◆ Exercise directions
Restate the listing below word for word, omitting any images.

** START OF Given entries **

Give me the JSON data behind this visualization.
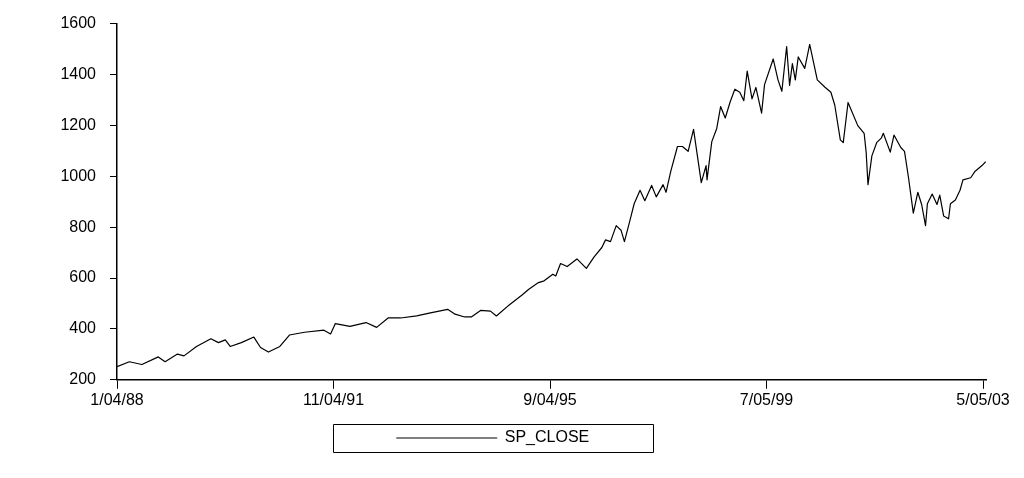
{
  "chart_data": {
    "type": "line",
    "legend": "bottom",
    "grid": false,
    "marker": "none",
    "line_style": "solid",
    "xlim": [
      "1988-01-04",
      "2003-05-24"
    ],
    "xticks": [
      {
        "value": "1988-01-04",
        "label": "1/04/88"
      },
      {
        "value": "1991-11-04",
        "label": "11/04/91"
      },
      {
        "value": "1995-09-04",
        "label": "9/04/95"
      },
      {
        "value": "1999-07-05",
        "label": "7/05/99"
      },
      {
        "value": "2003-05-05",
        "label": "5/05/03"
      }
    ],
    "ylim": [
      200,
      1600
    ],
    "yticks": [
      200,
      400,
      600,
      800,
      1000,
      1200,
      1400,
      1600
    ],
    "x": [
      "1988-01-04",
      "1988-03-24",
      "1988-06-13",
      "1988-09-27",
      "1988-11-10",
      "1989-01-29",
      "1989-03-12",
      "1989-06-01",
      "1989-09-02",
      "1989-10-21",
      "1989-12-04",
      "1990-01-05",
      "1990-03-18",
      "1990-06-07",
      "1990-07-20",
      "1990-09-09",
      "1990-11-22",
      "1991-01-23",
      "1991-05-01",
      "1991-09-03",
      "1991-10-16",
      "1991-11-16",
      "1992-02-18",
      "1992-06-01",
      "1992-08-09",
      "1992-10-22",
      "1993-01-11",
      "1993-04-25",
      "1993-07-15",
      "1993-11-11",
      "1993-12-29",
      "1994-03-01",
      "1994-04-13",
      "1994-06-14",
      "1994-08-15",
      "1994-09-22",
      "1994-12-18",
      "1995-03-07",
      "1995-04-20",
      "1995-06-21",
      "1995-07-28",
      "1995-09-22",
      "1995-10-11",
      "1995-11-11",
      "1995-12-24",
      "1996-02-25",
      "1996-04-26",
      "1996-06-15",
      "1996-08-04",
      "1996-08-28",
      "1996-09-29",
      "1996-11-05",
      "1996-12-06",
      "1996-12-28",
      "1997-02-01",
      "1997-03-01",
      "1997-04-08",
      "1997-05-09",
      "1997-06-22",
      "1997-07-22",
      "1997-09-04",
      "1997-09-23",
      "1997-10-24",
      "1997-12-06",
      "1998-01-07",
      "1998-02-13",
      "1998-03-20",
      "1998-05-09",
      "1998-06-09",
      "1998-06-15",
      "1998-07-16",
      "1998-08-17",
      "1998-09-11",
      "1998-10-11",
      "1998-11-12",
      "1998-12-12",
      "1999-01-13",
      "1999-02-08",
      "1999-03-02",
      "1999-04-02",
      "1999-04-27",
      "1999-06-03",
      "1999-06-22",
      "1999-08-17",
      "1999-09-17",
      "1999-10-12",
      "1999-11-12",
      "1999-12-01",
      "1999-12-19",
      "2000-01-07",
      "2000-01-26",
      "2000-03-08",
      "2000-04-09",
      "2000-05-28",
      "2000-07-17",
      "2000-08-24",
      "2000-09-18",
      "2000-10-24",
      "2000-11-12",
      "2000-12-13",
      "2001-02-14",
      "2001-03-27",
      "2001-04-09",
      "2001-04-21",
      "2001-05-16",
      "2001-06-16",
      "2001-07-17",
      "2001-07-29",
      "2001-09-12",
      "2001-10-06",
      "2001-11-19",
      "2001-12-13",
      "2002-01-08",
      "2002-02-08",
      "2002-03-09",
      "2002-04-03",
      "2002-04-28",
      "2002-05-10",
      "2002-06-10",
      "2002-07-11",
      "2002-07-29",
      "2002-08-23",
      "2002-09-24",
      "2002-10-06",
      "2002-11-07",
      "2002-12-07",
      "2002-12-26",
      "2003-02-14",
      "2003-03-15",
      "2003-04-28",
      "2003-05-22"
    ],
    "series": [
      {
        "name": "SP_CLOSE",
        "color": "#000000",
        "values": [
          252,
          271,
          260,
          290,
          271,
          301,
          294,
          331,
          361,
          346,
          357,
          331,
          346,
          368,
          327,
          309,
          331,
          376,
          387,
          395,
          380,
          421,
          410,
          425,
          406,
          443,
          443,
          451,
          462,
          477,
          458,
          447,
          447,
          473,
          470,
          451,
          496,
          533,
          556,
          582,
          589,
          615,
          608,
          657,
          645,
          675,
          638,
          683,
          720,
          750,
          743,
          806,
          788,
          743,
          825,
          892,
          945,
          904,
          964,
          919,
          967,
          937,
          1020,
          1117,
          1117,
          1098,
          1184,
          975,
          1042,
          986,
          1136,
          1188,
          1274,
          1229,
          1293,
          1342,
          1330,
          1297,
          1413,
          1304,
          1349,
          1248,
          1360,
          1461,
          1379,
          1334,
          1510,
          1357,
          1443,
          1379,
          1469,
          1424,
          1518,
          1379,
          1350,
          1330,
          1280,
          1143,
          1132,
          1290,
          1199,
          1169,
          1095,
          967,
          1080,
          1132,
          1151,
          1169,
          1095,
          1162,
          1113,
          1098,
          994,
          855,
          937,
          889,
          806,
          892,
          930,
          889,
          926,
          844,
          833,
          892,
          907,
          945,
          986,
          994,
          1020,
          1042,
          1057
        ]
      }
    ]
  }
}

** END OF Given entries **

◆ Solution to the exercise
Give me the JSON data behind this visualization.
{
  "chart_data": {
    "type": "line",
    "legend": "bottom",
    "grid": false,
    "marker": "none",
    "line_style": "solid",
    "xlim": [
      "1988-01-04",
      "2003-05-24"
    ],
    "xticks": [
      {
        "value": "1988-01-04",
        "label": "1/04/88"
      },
      {
        "value": "1991-11-04",
        "label": "11/04/91"
      },
      {
        "value": "1995-09-04",
        "label": "9/04/95"
      },
      {
        "value": "1999-07-05",
        "label": "7/05/99"
      },
      {
        "value": "2003-05-05",
        "label": "5/05/03"
      }
    ],
    "ylim": [
      200,
      1600
    ],
    "yticks": [
      200,
      400,
      600,
      800,
      1000,
      1200,
      1400,
      1600
    ],
    "x": [
      "1988-01-04",
      "1988-03-24",
      "1988-06-13",
      "1988-09-27",
      "1988-11-10",
      "1989-01-29",
      "1989-03-12",
      "1989-06-01",
      "1989-09-02",
      "1989-10-21",
      "1989-12-04",
      "1990-01-05",
      "1990-03-18",
      "1990-06-07",
      "1990-07-20",
      "1990-09-09",
      "1990-11-22",
      "1991-01-23",
      "1991-05-01",
      "1991-09-03",
      "1991-10-16",
      "1991-11-16",
      "1992-02-18",
      "1992-06-01",
      "1992-08-09",
      "1992-10-22",
      "1993-01-11",
      "1993-04-25",
      "1993-07-15",
      "1993-11-11",
      "1993-12-29",
      "1994-03-01",
      "1994-04-13",
      "1994-06-14",
      "1994-08-15",
      "1994-09-22",
      "1994-12-18",
      "1995-03-07",
      "1995-04-20",
      "1995-06-21",
      "1995-07-28",
      "1995-09-22",
      "1995-10-11",
      "1995-11-11",
      "1995-12-24",
      "1996-02-25",
      "1996-04-26",
      "1996-06-15",
      "1996-08-04",
      "1996-08-28",
      "1996-09-29",
      "1996-11-05",
      "1996-12-06",
      "1996-12-28",
      "1997-02-01",
      "1997-03-01",
      "1997-04-08",
      "1997-05-09",
      "1997-06-22",
      "1997-07-22",
      "1997-09-04",
      "1997-09-23",
      "1997-10-24",
      "1997-12-06",
      "1998-01-07",
      "1998-02-13",
      "1998-03-20",
      "1998-05-09",
      "1998-06-09",
      "1998-06-15",
      "1998-07-16",
      "1998-08-17",
      "1998-09-11",
      "1998-10-11",
      "1998-11-12",
      "1998-12-12",
      "1999-01-13",
      "1999-02-08",
      "1999-03-02",
      "1999-04-02",
      "1999-04-27",
      "1999-06-03",
      "1999-06-22",
      "1999-08-17",
      "1999-09-17",
      "1999-10-12",
      "1999-11-12",
      "1999-12-01",
      "1999-12-19",
      "2000-01-07",
      "2000-01-26",
      "2000-03-08",
      "2000-04-09",
      "2000-05-28",
      "2000-07-17",
      "2000-08-24",
      "2000-09-18",
      "2000-10-24",
      "2000-11-12",
      "2000-12-13",
      "2001-02-14",
      "2001-03-27",
      "2001-04-09",
      "2001-04-21",
      "2001-05-16",
      "2001-06-16",
      "2001-07-17",
      "2001-07-29",
      "2001-09-12",
      "2001-10-06",
      "2001-11-19",
      "2001-12-13",
      "2002-01-08",
      "2002-02-08",
      "2002-03-09",
      "2002-04-03",
      "2002-04-28",
      "2002-05-10",
      "2002-06-10",
      "2002-07-11",
      "2002-07-29",
      "2002-08-23",
      "2002-09-24",
      "2002-10-06",
      "2002-11-07",
      "2002-12-07",
      "2002-12-26",
      "2003-02-14",
      "2003-03-15",
      "2003-04-28",
      "2003-05-22"
    ],
    "series": [
      {
        "name": "SP_CLOSE",
        "color": "#000000",
        "values": [
          252,
          271,
          260,
          290,
          271,
          301,
          294,
          331,
          361,
          346,
          357,
          331,
          346,
          368,
          327,
          309,
          331,
          376,
          387,
          395,
          380,
          421,
          410,
          425,
          406,
          443,
          443,
          451,
          462,
          477,
          458,
          447,
          447,
          473,
          470,
          451,
          496,
          533,
          556,
          582,
          589,
          615,
          608,
          657,
          645,
          675,
          638,
          683,
          720,
          750,
          743,
          806,
          788,
          743,
          825,
          892,
          945,
          904,
          964,
          919,
          967,
          937,
          1020,
          1117,
          1117,
          1098,
          1184,
          975,
          1042,
          986,
          1136,
          1188,
          1274,
          1229,
          1293,
          1342,
          1330,
          1297,
          1413,
          1304,
          1349,
          1248,
          1360,
          1461,
          1379,
          1334,
          1510,
          1357,
          1443,
          1379,
          1469,
          1424,
          1518,
          1379,
          1350,
          1330,
          1280,
          1143,
          1132,
          1290,
          1199,
          1169,
          1095,
          967,
          1080,
          1132,
          1151,
          1169,
          1095,
          1162,
          1113,
          1098,
          994,
          855,
          937,
          889,
          806,
          892,
          930,
          889,
          926,
          844,
          833,
          892,
          907,
          945,
          986,
          994,
          1020,
          1042,
          1057
        ]
      }
    ]
  }
}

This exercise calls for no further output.